Go through the entries and count the lines with the string "heading" in them. Give only that number.

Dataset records
-----

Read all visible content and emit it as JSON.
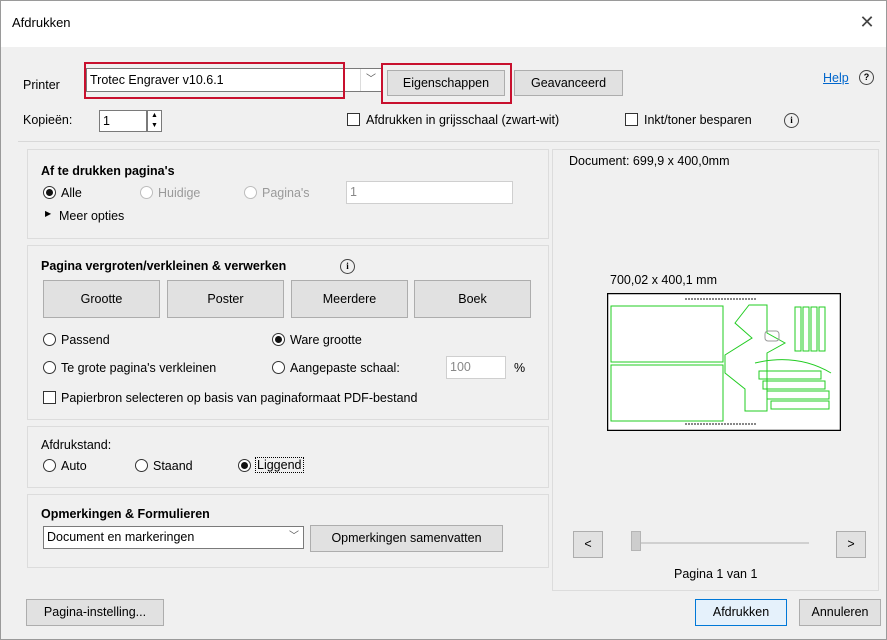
{
  "window": {
    "title": "Afdrukken",
    "close_icon": "close-icon"
  },
  "printer": {
    "label": "Printer",
    "value": "Trotec Engraver v10.6.1",
    "properties": "Eigenschappen",
    "advanced": "Geavanceerd",
    "help": "Help"
  },
  "copies": {
    "label": "Kopieën:",
    "value": "1"
  },
  "options": {
    "grayscale": "Afdrukken in grijsschaal (zwart-wit)",
    "ink_save": "Inkt/toner besparen"
  },
  "pages": {
    "heading": "Af te drukken pagina's",
    "all": "Alle",
    "current": "Huidige",
    "pages": "Pagina's",
    "pages_value": "1",
    "more": "Meer opties"
  },
  "sizing": {
    "heading": "Pagina vergroten/verkleinen & verwerken",
    "buttons": [
      "Grootte",
      "Poster",
      "Meerdere",
      "Boek"
    ],
    "fit": "Passend",
    "actual": "Ware grootte",
    "shrink": "Te grote pagina's verkleinen",
    "custom": "Aangepaste schaal:",
    "scale_value": "100",
    "percent": "%",
    "paper_source": "Papierbron selecteren op basis van paginaformaat PDF-bestand"
  },
  "orientation": {
    "heading": "Afdrukstand:",
    "auto": "Auto",
    "portrait": "Staand",
    "landscape": "Liggend"
  },
  "comments": {
    "heading": "Opmerkingen & Formulieren",
    "select_value": "Document en markeringen",
    "summarize": "Opmerkingen samenvatten"
  },
  "preview": {
    "document_size": "Document: 699,9 x 400,0mm",
    "page_size": "700,02 x 400,1 mm",
    "prev": "<",
    "next": ">",
    "page_indicator": "Pagina 1 van 1"
  },
  "footer": {
    "page_setup": "Pagina-instelling...",
    "print": "Afdrukken",
    "cancel": "Annuleren"
  },
  "colors": {
    "highlight": "#c8102e",
    "preview_green": "#22cc22",
    "link": "#0066cc"
  }
}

-----

#### Result for this exercise
4